Reproduce all of the records below, substituting "station-name" for every "station-label" and leaving everything else unchanged.

-- Start INFORMATION GIVEN --

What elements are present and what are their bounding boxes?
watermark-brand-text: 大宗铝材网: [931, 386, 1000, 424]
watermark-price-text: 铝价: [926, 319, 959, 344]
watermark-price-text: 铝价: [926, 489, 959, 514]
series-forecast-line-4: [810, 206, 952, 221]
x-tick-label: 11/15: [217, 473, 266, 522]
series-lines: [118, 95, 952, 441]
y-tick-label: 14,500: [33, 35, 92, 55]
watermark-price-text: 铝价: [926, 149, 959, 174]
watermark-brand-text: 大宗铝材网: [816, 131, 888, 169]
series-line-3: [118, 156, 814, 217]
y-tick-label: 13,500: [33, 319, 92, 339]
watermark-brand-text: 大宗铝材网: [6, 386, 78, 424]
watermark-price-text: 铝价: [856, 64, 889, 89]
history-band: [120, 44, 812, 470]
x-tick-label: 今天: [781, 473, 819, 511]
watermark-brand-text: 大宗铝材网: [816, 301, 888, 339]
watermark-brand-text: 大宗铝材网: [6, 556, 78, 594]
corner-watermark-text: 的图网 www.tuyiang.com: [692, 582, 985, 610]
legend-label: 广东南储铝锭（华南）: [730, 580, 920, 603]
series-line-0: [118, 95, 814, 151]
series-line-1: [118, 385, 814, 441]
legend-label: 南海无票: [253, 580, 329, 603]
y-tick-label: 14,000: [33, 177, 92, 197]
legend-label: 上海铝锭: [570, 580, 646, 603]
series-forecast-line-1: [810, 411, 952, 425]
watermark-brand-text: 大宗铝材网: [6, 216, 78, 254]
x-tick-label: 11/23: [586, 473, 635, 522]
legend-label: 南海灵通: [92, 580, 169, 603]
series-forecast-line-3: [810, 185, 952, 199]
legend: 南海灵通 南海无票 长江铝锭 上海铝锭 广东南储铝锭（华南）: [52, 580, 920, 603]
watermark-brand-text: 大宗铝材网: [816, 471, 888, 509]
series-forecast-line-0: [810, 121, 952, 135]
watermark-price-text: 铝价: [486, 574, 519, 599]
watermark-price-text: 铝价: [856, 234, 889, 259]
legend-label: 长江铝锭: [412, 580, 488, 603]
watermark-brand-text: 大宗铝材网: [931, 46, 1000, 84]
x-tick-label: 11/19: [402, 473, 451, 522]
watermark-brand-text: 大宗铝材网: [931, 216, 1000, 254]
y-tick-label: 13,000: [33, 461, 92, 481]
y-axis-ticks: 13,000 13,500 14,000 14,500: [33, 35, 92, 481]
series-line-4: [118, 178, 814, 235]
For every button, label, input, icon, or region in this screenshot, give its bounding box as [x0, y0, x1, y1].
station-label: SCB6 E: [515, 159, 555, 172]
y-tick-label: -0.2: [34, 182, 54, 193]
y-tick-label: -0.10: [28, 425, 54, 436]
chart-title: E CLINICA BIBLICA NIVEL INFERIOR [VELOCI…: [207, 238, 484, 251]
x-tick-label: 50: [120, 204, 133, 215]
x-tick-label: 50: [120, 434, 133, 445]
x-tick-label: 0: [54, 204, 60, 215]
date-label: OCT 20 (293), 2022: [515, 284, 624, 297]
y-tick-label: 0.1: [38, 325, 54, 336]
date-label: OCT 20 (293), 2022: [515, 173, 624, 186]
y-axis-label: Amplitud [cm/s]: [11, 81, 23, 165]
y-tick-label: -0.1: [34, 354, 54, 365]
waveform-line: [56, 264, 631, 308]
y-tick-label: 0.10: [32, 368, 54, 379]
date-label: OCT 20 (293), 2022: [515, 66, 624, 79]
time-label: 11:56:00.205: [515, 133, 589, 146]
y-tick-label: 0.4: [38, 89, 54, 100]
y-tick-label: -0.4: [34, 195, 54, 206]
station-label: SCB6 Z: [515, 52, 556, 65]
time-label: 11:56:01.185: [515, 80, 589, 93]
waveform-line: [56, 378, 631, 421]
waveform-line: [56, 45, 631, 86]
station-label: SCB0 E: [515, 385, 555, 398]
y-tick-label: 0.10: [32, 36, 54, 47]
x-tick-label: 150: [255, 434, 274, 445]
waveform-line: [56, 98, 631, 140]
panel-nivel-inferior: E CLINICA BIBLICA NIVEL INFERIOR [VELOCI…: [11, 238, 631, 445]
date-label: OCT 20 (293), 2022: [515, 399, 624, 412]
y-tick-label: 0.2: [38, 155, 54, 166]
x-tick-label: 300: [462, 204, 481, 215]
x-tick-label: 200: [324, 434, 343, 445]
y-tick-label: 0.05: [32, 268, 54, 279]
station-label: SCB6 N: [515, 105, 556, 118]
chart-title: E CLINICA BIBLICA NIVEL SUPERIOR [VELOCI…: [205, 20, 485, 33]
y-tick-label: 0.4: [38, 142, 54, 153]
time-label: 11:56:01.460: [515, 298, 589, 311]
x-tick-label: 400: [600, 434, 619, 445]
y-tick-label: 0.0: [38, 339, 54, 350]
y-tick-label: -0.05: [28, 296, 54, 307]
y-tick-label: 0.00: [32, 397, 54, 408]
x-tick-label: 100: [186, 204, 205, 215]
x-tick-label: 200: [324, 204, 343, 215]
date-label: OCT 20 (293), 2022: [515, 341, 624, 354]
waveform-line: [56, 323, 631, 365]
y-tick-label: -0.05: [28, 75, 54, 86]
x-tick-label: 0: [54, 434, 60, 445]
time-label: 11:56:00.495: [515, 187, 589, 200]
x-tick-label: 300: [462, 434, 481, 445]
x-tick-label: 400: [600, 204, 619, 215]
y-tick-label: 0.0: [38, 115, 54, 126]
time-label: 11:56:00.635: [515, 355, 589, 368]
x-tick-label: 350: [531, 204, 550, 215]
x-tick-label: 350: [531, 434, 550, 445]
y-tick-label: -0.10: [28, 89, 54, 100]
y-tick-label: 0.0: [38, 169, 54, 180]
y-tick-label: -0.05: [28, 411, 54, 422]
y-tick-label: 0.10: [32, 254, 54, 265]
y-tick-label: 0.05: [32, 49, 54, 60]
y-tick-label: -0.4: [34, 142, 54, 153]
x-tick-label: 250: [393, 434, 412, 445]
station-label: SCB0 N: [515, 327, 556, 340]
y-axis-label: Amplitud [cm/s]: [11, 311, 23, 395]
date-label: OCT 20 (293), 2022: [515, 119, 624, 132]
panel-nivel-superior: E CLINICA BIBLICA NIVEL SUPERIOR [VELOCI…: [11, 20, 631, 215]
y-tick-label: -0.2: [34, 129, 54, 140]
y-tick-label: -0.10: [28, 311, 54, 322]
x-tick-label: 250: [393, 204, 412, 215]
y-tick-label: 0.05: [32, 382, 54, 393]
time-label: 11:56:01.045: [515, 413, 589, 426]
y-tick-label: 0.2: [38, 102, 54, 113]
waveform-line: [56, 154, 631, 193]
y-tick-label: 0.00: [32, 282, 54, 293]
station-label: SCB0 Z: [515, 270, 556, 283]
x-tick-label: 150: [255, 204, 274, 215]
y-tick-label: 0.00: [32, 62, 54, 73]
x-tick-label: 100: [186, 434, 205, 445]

-- End INFORMATION GIVEN --

REPLY TO THE TASK:
What elements are present and what are their bounding boxes?
watermark-brand-text: 大宗铝材网: [931, 386, 1000, 424]
watermark-price-text: 铝价: [926, 319, 959, 344]
watermark-price-text: 铝价: [926, 489, 959, 514]
series-forecast-line-4: [810, 206, 952, 221]
x-tick-label: 11/15: [217, 473, 266, 522]
series-lines: [118, 95, 952, 441]
y-tick-label: 14,500: [33, 35, 92, 55]
watermark-price-text: 铝价: [926, 149, 959, 174]
watermark-brand-text: 大宗铝材网: [816, 131, 888, 169]
series-line-3: [118, 156, 814, 217]
y-tick-label: 13,500: [33, 319, 92, 339]
watermark-brand-text: 大宗铝材网: [6, 386, 78, 424]
watermark-price-text: 铝价: [856, 64, 889, 89]
history-band: [120, 44, 812, 470]
x-tick-label: 今天: [781, 473, 819, 511]
watermark-brand-text: 大宗铝材网: [816, 301, 888, 339]
watermark-brand-text: 大宗铝材网: [6, 556, 78, 594]
corner-watermark-text: 的图网 www.tuyiang.com: [692, 582, 985, 610]
legend-label: 广东南储铝锭（华南）: [730, 580, 920, 603]
series-line-0: [118, 95, 814, 151]
series-line-1: [118, 385, 814, 441]
legend-label: 南海无票: [253, 580, 329, 603]
y-tick-label: 14,000: [33, 177, 92, 197]
legend-label: 上海铝锭: [570, 580, 646, 603]
series-forecast-line-1: [810, 411, 952, 425]
watermark-brand-text: 大宗铝材网: [6, 216, 78, 254]
x-tick-label: 11/23: [586, 473, 635, 522]
legend-label: 南海灵通: [92, 580, 169, 603]
series-forecast-line-3: [810, 185, 952, 199]
legend: 南海灵通 南海无票 长江铝锭 上海铝锭 广东南储铝锭（华南）: [52, 580, 920, 603]
watermark-brand-text: 大宗铝材网: [816, 471, 888, 509]
series-forecast-line-0: [810, 121, 952, 135]
watermark-price-text: 铝价: [486, 574, 519, 599]
watermark-price-text: 铝价: [856, 234, 889, 259]
legend-label: 长江铝锭: [412, 580, 488, 603]
watermark-brand-text: 大宗铝材网: [931, 46, 1000, 84]
x-tick-label: 11/19: [402, 473, 451, 522]
watermark-brand-text: 大宗铝材网: [931, 216, 1000, 254]
y-tick-label: 13,000: [33, 461, 92, 481]
y-axis-ticks: 13,000 13,500 14,000 14,500: [33, 35, 92, 481]
series-line-4: [118, 178, 814, 235]
For every button, label, input, icon, or region in this screenshot, give its bounding box as [x0, y0, x1, y1].
station-name: SCB6 E: [515, 159, 555, 172]
y-tick-label: -0.2: [34, 182, 54, 193]
y-tick-label: -0.10: [28, 425, 54, 436]
chart-title: E CLINICA BIBLICA NIVEL INFERIOR [VELOCI…: [207, 238, 484, 251]
x-tick-label: 50: [120, 204, 133, 215]
x-tick-label: 50: [120, 434, 133, 445]
x-tick-label: 0: [54, 204, 60, 215]
date-label: OCT 20 (293), 2022: [515, 284, 624, 297]
y-tick-label: 0.1: [38, 325, 54, 336]
date-label: OCT 20 (293), 2022: [515, 173, 624, 186]
y-axis-label: Amplitud [cm/s]: [11, 81, 23, 165]
y-tick-label: -0.1: [34, 354, 54, 365]
waveform-line: [56, 264, 631, 308]
y-tick-label: 0.10: [32, 368, 54, 379]
date-label: OCT 20 (293), 2022: [515, 66, 624, 79]
time-label: 11:56:00.205: [515, 133, 589, 146]
y-tick-label: 0.4: [38, 89, 54, 100]
y-tick-label: -0.4: [34, 195, 54, 206]
station-name: SCB6 Z: [515, 52, 556, 65]
time-label: 11:56:01.185: [515, 80, 589, 93]
waveform-line: [56, 378, 631, 421]
waveform-line: [56, 45, 631, 86]
station-name: SCB0 E: [515, 385, 555, 398]
y-tick-label: 0.10: [32, 36, 54, 47]
x-tick-label: 150: [255, 434, 274, 445]
waveform-line: [56, 98, 631, 140]
panel-nivel-inferior: E CLINICA BIBLICA NIVEL INFERIOR [VELOCI…: [11, 238, 631, 445]
date-label: OCT 20 (293), 2022: [515, 399, 624, 412]
y-tick-label: 0.2: [38, 155, 54, 166]
x-tick-label: 300: [462, 204, 481, 215]
x-tick-label: 200: [324, 434, 343, 445]
y-tick-label: 0.05: [32, 268, 54, 279]
station-name: SCB6 N: [515, 105, 556, 118]
chart-title: E CLINICA BIBLICA NIVEL SUPERIOR [VELOCI…: [205, 20, 485, 33]
y-tick-label: 0.4: [38, 142, 54, 153]
time-label: 11:56:01.460: [515, 298, 589, 311]
x-tick-label: 400: [600, 434, 619, 445]
y-tick-label: 0.0: [38, 339, 54, 350]
y-tick-label: -0.05: [28, 296, 54, 307]
y-tick-label: 0.00: [32, 397, 54, 408]
x-tick-label: 100: [186, 204, 205, 215]
x-tick-label: 200: [324, 204, 343, 215]
date-label: OCT 20 (293), 2022: [515, 341, 624, 354]
waveform-line: [56, 323, 631, 365]
y-tick-label: -0.05: [28, 75, 54, 86]
x-tick-label: 0: [54, 434, 60, 445]
time-label: 11:56:00.495: [515, 187, 589, 200]
x-tick-label: 300: [462, 434, 481, 445]
x-tick-label: 400: [600, 204, 619, 215]
y-tick-label: 0.0: [38, 115, 54, 126]
time-label: 11:56:00.635: [515, 355, 589, 368]
x-tick-label: 350: [531, 204, 550, 215]
x-tick-label: 350: [531, 434, 550, 445]
y-tick-label: -0.10: [28, 89, 54, 100]
y-tick-label: 0.0: [38, 169, 54, 180]
y-tick-label: -0.05: [28, 411, 54, 422]
y-tick-label: 0.10: [32, 254, 54, 265]
y-tick-label: 0.05: [32, 49, 54, 60]
y-tick-label: -0.4: [34, 142, 54, 153]
x-tick-label: 250: [393, 434, 412, 445]
station-name: SCB0 N: [515, 327, 556, 340]
y-axis-label: Amplitud [cm/s]: [11, 311, 23, 395]
date-label: OCT 20 (293), 2022: [515, 119, 624, 132]
panel-nivel-superior: E CLINICA BIBLICA NIVEL SUPERIOR [VELOCI…: [11, 20, 631, 215]
y-tick-label: -0.2: [34, 129, 54, 140]
y-tick-label: -0.10: [28, 311, 54, 322]
x-tick-label: 250: [393, 204, 412, 215]
y-tick-label: 0.05: [32, 382, 54, 393]
time-label: 11:56:01.045: [515, 413, 589, 426]
y-tick-label: 0.2: [38, 102, 54, 113]
waveform-line: [56, 154, 631, 193]
y-tick-label: 0.00: [32, 282, 54, 293]
station-name: SCB0 Z: [515, 270, 556, 283]
x-tick-label: 150: [255, 204, 274, 215]
y-tick-label: 0.00: [32, 62, 54, 73]
x-tick-label: 100: [186, 434, 205, 445]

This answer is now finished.